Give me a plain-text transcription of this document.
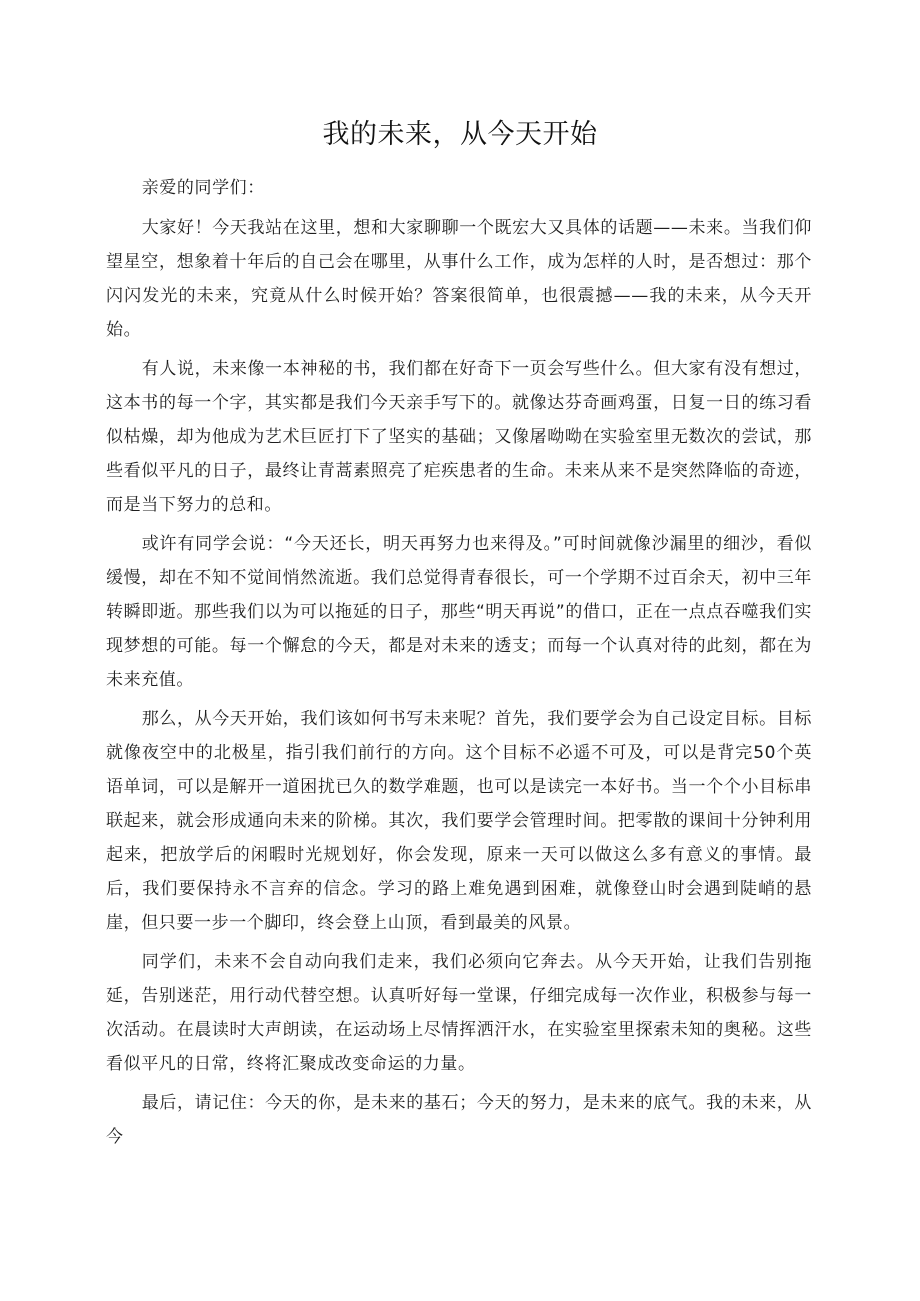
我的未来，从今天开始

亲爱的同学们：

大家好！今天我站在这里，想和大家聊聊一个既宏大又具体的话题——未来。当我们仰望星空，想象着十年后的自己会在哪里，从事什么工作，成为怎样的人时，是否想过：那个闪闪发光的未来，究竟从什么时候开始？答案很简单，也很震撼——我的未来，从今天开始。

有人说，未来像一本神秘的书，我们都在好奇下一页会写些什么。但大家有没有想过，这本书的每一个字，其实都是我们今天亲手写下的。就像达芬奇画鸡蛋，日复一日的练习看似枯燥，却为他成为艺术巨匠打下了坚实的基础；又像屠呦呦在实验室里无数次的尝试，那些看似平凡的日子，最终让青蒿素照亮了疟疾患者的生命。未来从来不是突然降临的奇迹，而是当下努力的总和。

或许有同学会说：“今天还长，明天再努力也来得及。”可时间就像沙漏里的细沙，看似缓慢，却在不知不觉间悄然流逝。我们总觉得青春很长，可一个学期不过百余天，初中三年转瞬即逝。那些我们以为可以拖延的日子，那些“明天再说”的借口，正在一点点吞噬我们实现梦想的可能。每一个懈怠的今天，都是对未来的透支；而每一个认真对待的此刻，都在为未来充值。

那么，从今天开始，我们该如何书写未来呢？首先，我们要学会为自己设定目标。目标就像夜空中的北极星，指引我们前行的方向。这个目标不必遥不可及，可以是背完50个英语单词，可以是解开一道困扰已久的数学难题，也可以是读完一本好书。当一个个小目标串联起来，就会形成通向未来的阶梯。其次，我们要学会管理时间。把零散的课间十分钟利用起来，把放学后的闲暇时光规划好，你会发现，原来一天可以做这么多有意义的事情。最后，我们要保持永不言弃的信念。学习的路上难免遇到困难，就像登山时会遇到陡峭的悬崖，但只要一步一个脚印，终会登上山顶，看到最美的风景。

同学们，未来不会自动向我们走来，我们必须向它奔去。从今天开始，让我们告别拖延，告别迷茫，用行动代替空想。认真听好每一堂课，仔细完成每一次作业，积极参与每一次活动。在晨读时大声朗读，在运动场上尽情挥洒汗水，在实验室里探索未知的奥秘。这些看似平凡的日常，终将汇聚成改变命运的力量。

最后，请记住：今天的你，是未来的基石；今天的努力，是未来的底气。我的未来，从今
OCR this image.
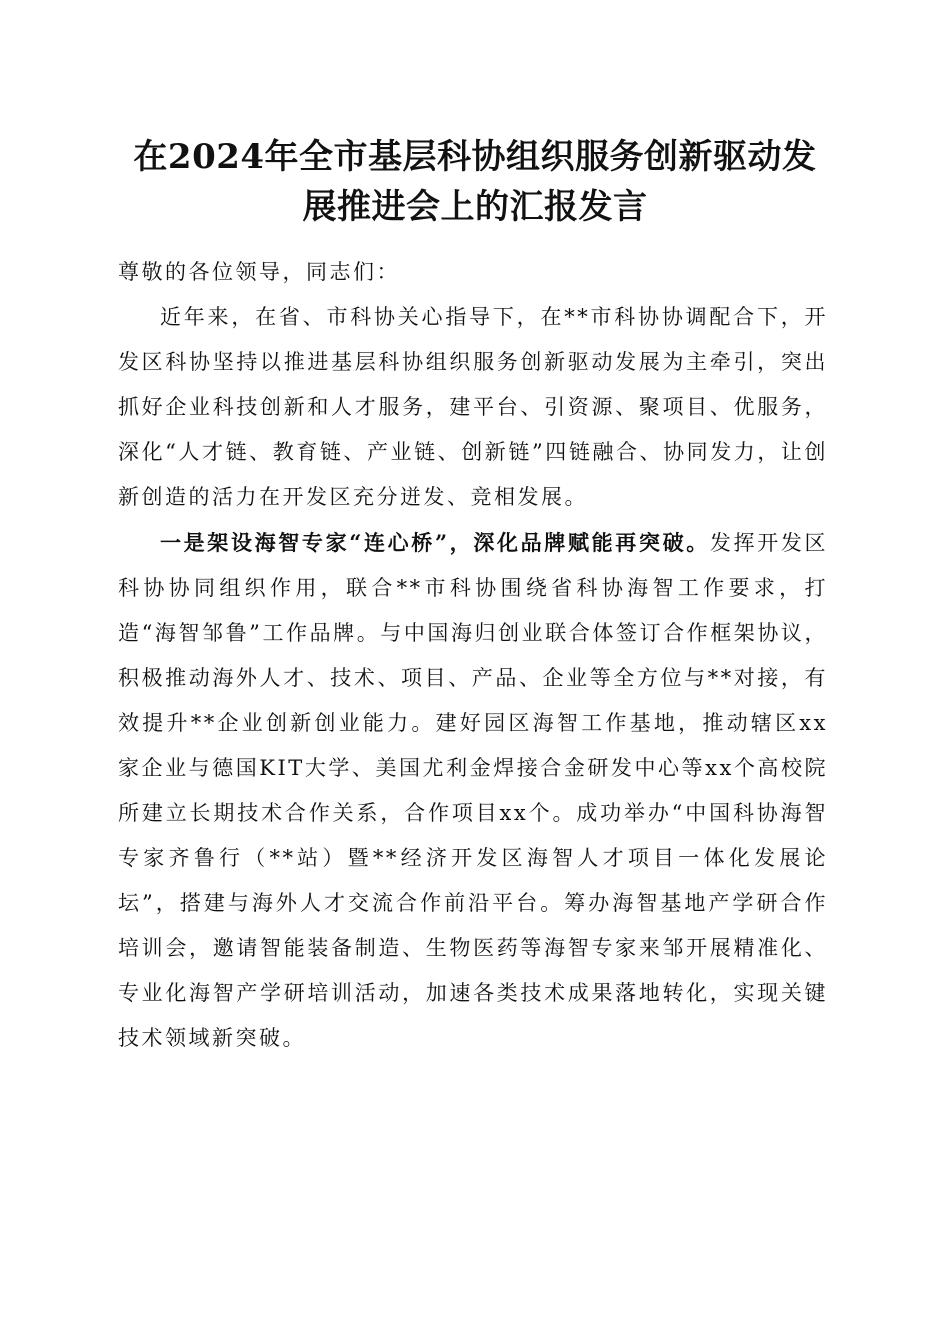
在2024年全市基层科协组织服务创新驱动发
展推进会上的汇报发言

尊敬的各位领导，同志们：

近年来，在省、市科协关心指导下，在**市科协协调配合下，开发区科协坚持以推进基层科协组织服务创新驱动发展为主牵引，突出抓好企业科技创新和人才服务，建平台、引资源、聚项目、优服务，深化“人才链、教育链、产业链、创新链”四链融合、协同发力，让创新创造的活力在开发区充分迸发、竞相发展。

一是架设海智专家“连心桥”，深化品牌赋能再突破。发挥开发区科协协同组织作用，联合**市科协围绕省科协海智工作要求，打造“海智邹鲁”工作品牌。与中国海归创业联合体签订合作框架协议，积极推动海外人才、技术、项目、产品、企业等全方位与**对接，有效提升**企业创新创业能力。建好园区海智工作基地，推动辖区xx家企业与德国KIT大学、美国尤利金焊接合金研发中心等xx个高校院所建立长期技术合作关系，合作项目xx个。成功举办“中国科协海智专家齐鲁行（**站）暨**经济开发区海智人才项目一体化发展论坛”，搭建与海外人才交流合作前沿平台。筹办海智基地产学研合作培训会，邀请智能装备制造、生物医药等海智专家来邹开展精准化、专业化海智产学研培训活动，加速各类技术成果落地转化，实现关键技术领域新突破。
━━━━━━━━━━
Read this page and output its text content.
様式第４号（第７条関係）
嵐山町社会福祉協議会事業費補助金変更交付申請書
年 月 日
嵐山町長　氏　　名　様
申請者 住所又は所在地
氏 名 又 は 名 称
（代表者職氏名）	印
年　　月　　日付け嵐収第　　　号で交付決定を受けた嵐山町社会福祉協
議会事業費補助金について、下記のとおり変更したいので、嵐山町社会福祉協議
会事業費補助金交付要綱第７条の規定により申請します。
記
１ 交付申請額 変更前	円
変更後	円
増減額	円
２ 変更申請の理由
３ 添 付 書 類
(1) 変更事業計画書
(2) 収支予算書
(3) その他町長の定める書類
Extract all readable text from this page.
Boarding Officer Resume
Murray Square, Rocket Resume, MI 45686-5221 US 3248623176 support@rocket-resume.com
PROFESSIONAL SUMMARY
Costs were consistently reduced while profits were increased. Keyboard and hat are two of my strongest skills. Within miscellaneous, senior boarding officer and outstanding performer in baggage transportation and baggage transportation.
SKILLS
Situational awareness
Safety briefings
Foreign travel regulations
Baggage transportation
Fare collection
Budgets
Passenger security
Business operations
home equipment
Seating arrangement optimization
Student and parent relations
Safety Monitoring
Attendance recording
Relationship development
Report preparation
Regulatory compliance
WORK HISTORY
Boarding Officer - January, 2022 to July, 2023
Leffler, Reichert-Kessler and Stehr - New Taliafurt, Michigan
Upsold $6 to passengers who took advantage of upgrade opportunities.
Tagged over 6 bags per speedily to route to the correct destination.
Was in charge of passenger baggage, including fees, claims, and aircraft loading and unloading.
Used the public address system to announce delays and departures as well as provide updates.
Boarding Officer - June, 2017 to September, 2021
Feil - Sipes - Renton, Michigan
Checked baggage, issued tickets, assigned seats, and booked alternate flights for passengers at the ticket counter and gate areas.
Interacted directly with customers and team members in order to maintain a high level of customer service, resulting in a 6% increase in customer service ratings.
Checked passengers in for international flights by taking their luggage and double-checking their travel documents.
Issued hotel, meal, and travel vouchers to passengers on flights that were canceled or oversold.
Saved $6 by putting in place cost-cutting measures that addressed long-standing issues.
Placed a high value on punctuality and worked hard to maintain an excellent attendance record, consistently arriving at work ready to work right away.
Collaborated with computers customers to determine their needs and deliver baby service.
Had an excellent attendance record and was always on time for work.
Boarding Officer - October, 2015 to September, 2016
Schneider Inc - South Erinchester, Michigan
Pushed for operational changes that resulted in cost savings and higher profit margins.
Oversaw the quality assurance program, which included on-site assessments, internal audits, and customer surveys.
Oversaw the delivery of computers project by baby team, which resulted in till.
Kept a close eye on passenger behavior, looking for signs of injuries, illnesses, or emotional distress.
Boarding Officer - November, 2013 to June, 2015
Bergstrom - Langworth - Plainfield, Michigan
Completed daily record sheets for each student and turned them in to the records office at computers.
━━━━━━━━━━
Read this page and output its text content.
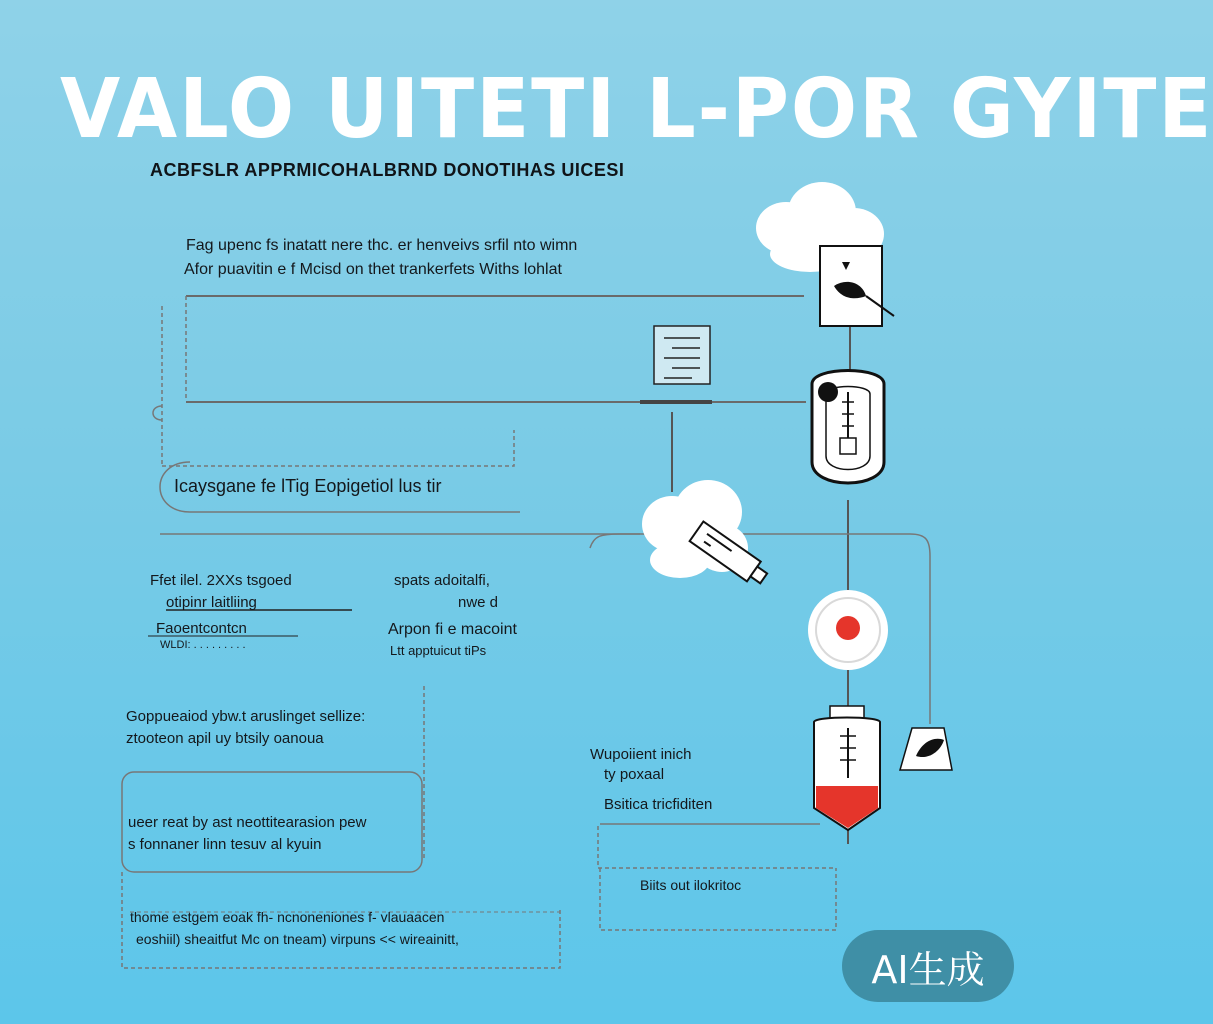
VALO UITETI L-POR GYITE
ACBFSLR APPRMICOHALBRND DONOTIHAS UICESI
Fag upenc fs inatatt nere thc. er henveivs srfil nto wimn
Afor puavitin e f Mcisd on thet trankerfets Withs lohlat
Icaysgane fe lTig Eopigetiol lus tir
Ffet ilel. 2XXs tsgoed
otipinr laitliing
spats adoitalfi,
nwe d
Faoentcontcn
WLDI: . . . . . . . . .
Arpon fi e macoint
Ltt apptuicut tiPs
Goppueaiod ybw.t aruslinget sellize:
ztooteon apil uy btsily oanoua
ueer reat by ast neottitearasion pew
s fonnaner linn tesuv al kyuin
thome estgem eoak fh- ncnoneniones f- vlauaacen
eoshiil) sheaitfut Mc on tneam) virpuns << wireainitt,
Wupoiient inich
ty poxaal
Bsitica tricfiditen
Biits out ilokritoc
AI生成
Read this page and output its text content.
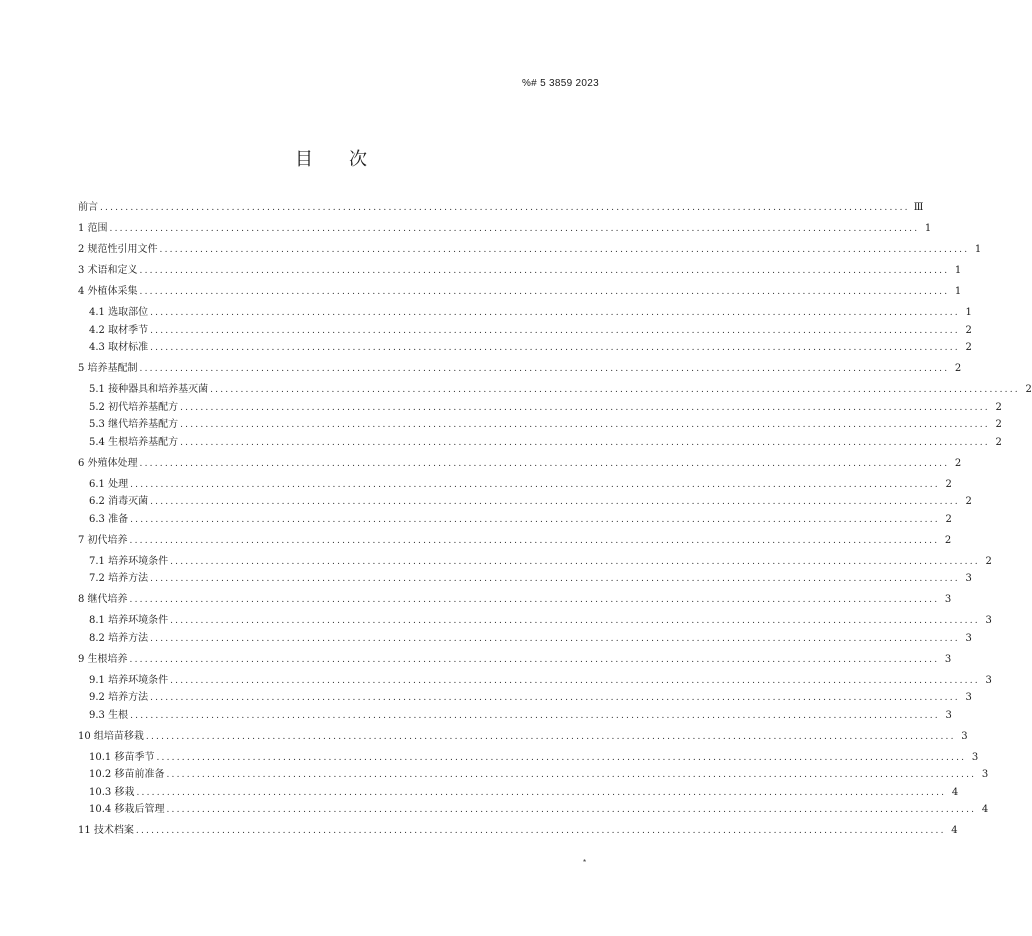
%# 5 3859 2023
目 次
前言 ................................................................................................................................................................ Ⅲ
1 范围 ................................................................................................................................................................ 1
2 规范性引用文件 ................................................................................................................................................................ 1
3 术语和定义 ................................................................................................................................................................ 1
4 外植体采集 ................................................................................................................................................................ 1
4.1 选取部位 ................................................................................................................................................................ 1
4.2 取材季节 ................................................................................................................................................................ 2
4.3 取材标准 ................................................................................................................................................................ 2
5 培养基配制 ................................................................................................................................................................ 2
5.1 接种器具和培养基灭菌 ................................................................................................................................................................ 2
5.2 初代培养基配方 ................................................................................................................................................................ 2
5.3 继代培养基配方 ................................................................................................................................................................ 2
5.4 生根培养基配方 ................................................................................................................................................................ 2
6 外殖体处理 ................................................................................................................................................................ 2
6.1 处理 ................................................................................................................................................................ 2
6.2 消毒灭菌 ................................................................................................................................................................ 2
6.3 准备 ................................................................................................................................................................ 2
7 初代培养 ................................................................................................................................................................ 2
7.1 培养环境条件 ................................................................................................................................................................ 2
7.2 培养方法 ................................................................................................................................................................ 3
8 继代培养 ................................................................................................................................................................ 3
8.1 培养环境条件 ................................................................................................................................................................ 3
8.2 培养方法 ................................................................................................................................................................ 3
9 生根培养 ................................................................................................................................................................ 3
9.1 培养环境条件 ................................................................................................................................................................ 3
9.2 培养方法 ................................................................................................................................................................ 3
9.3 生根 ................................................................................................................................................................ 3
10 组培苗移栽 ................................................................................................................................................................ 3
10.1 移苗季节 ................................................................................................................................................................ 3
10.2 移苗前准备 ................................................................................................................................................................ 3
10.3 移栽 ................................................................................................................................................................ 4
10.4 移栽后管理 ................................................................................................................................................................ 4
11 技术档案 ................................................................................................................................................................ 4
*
━━━━━━━━━━
DIRECTIONS: Look through the material above and work out how many of its lines contain "were". State the number only.

SOLUTION TO THE PROBLEM: 2